Request – Work out the number of lines in the listing that include the string "Memory". Reply with that number alone.

━━━ Material for the task ━━━

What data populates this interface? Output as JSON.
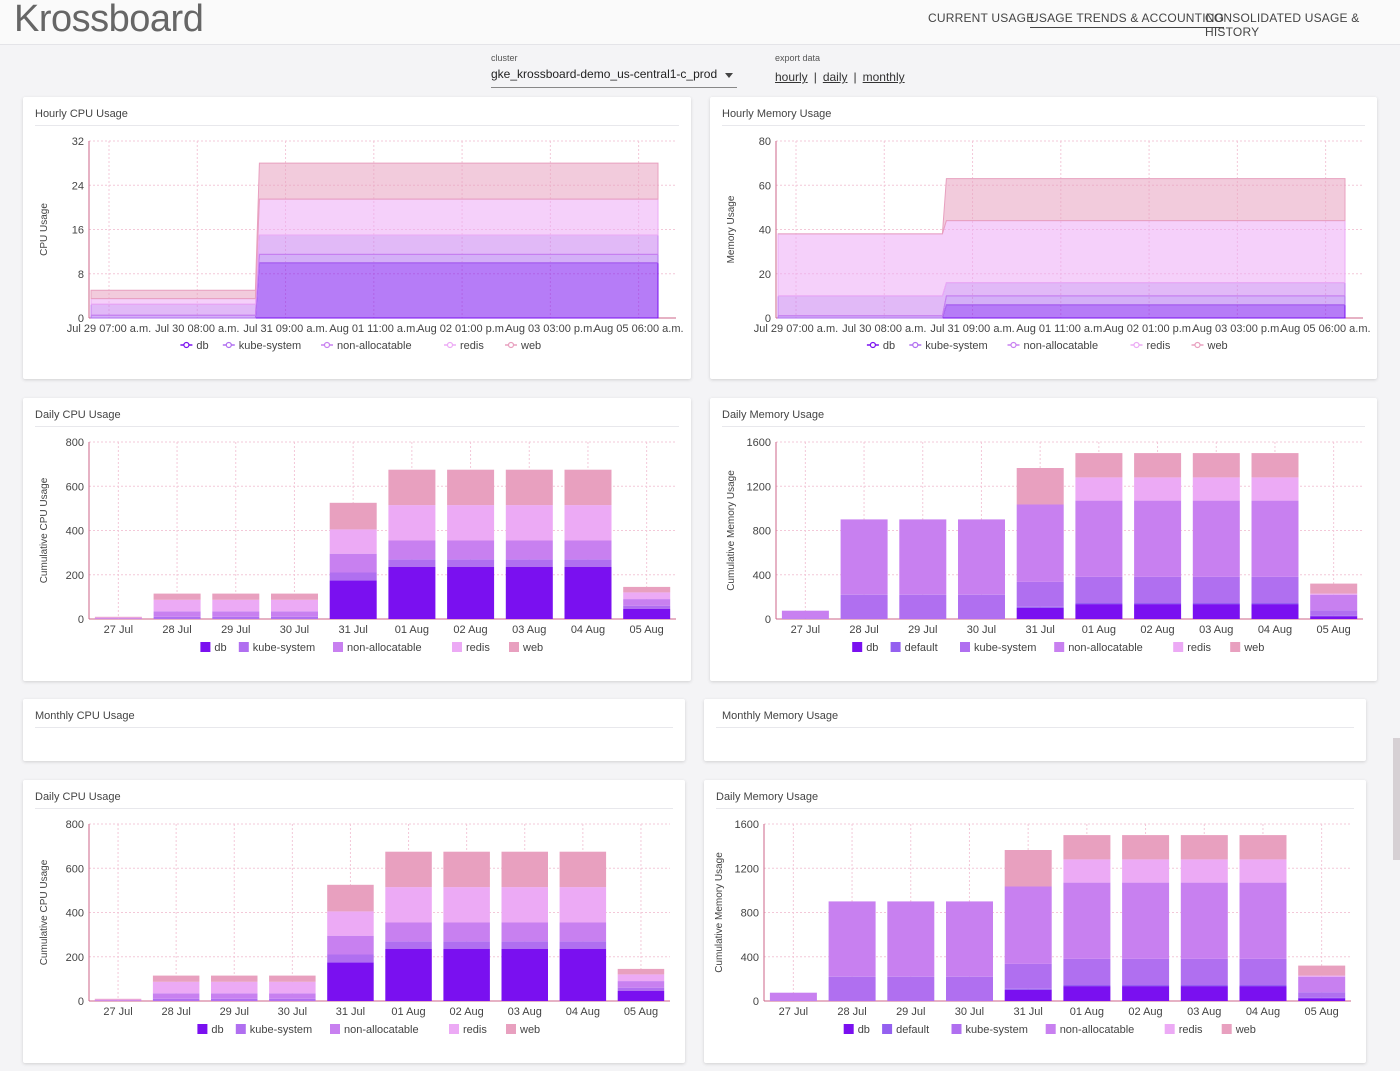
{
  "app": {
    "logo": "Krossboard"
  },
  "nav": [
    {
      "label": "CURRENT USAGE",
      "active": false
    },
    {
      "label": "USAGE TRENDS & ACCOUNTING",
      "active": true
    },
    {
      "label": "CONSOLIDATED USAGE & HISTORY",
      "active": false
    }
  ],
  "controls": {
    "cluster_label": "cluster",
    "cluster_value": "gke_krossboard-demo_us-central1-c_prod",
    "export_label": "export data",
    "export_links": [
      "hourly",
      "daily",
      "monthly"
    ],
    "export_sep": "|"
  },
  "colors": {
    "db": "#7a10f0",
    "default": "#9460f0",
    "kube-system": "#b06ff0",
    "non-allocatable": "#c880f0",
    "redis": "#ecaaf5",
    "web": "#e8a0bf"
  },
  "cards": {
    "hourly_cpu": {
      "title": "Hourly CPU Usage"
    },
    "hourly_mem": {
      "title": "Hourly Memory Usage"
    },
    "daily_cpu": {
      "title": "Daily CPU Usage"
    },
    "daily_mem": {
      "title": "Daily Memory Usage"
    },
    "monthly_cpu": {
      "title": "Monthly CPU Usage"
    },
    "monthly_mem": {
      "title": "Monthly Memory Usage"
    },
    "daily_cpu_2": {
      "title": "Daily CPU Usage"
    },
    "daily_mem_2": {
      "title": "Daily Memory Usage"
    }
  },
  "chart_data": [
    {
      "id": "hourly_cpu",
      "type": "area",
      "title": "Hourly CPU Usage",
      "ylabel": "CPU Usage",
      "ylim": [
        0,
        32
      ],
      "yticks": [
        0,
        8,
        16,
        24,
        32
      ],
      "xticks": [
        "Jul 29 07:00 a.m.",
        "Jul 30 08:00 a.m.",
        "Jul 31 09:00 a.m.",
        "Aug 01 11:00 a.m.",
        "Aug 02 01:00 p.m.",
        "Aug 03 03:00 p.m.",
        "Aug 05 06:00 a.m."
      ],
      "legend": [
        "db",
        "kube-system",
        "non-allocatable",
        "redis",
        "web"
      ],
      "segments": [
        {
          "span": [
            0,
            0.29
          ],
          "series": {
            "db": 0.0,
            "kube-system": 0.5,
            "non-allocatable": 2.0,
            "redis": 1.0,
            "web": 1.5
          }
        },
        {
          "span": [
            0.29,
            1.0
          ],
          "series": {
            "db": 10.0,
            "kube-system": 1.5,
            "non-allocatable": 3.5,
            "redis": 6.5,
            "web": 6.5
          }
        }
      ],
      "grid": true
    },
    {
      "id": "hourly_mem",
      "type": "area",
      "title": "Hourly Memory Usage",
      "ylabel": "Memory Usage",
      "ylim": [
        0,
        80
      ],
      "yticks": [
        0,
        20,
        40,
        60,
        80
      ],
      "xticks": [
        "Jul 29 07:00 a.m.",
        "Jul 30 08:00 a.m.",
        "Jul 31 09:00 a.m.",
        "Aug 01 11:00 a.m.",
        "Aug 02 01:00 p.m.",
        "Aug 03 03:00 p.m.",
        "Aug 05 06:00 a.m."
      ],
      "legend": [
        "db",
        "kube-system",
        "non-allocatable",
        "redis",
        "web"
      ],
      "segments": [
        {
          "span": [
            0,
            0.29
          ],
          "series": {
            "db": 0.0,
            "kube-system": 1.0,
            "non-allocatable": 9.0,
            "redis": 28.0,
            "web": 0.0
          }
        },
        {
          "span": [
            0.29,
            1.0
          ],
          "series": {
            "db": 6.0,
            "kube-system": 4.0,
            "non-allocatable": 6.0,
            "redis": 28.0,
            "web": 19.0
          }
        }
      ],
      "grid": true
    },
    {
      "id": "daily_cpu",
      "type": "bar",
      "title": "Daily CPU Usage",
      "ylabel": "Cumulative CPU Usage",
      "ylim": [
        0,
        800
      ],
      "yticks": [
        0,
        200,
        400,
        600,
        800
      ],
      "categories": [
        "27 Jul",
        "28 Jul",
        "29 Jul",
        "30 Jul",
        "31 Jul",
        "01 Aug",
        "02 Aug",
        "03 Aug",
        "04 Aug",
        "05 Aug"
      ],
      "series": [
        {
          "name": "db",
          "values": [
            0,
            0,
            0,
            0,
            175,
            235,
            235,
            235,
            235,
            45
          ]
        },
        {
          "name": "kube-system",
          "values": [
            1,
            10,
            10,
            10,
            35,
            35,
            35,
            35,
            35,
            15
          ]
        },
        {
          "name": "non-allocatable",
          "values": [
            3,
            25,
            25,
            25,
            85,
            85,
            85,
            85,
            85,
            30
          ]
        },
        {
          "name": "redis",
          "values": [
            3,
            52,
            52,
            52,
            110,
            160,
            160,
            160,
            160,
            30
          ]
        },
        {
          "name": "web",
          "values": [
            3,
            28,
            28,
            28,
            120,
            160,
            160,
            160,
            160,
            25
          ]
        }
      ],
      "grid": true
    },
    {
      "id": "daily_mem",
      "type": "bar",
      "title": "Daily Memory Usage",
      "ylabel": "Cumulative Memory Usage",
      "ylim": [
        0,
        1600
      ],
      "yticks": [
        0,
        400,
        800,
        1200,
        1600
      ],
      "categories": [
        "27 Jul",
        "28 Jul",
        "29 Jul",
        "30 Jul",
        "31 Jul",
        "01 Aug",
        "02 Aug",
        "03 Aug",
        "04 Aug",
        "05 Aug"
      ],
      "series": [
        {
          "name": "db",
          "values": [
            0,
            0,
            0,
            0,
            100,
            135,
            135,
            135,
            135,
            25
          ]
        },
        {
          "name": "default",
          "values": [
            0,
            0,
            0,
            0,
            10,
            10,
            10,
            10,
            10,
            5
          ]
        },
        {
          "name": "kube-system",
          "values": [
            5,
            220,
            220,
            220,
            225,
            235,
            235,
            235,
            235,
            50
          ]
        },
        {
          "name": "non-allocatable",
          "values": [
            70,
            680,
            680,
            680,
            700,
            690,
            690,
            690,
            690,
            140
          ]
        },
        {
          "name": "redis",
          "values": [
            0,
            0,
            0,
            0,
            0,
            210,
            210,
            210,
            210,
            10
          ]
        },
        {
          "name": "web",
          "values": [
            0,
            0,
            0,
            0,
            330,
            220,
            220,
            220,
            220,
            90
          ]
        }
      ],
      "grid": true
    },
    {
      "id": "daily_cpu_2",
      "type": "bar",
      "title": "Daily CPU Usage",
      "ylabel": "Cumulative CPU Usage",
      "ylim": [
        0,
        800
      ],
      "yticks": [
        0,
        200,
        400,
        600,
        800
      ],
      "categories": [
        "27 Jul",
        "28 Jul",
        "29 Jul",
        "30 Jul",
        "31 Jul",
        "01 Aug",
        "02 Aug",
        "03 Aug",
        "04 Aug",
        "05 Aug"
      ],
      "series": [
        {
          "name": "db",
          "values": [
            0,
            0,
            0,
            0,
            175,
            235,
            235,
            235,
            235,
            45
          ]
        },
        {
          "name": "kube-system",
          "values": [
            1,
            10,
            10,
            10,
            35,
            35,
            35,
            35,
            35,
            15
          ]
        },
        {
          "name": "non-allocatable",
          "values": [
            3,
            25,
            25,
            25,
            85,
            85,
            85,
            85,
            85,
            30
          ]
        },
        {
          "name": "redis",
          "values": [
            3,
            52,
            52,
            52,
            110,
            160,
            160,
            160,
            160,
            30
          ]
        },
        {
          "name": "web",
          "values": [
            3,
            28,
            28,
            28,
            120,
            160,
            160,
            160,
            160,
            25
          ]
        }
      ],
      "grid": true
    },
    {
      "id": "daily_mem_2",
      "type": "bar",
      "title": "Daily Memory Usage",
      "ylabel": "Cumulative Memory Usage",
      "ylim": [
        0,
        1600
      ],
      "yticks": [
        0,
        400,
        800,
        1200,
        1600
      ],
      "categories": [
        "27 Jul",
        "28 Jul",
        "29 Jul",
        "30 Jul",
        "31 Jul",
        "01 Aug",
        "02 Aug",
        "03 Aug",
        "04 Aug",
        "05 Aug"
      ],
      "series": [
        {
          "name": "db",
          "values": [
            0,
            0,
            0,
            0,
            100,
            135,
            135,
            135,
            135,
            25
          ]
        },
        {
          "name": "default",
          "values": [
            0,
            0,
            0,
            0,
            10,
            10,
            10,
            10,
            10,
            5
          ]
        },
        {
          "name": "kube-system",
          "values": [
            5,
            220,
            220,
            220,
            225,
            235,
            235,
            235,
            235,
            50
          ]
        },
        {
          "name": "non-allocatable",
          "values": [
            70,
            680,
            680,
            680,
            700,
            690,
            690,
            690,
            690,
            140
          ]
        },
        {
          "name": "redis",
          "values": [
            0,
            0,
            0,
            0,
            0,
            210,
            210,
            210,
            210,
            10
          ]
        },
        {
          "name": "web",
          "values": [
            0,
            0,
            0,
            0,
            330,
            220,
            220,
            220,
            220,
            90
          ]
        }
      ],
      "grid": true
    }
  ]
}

━━━

Output for this exercise – 10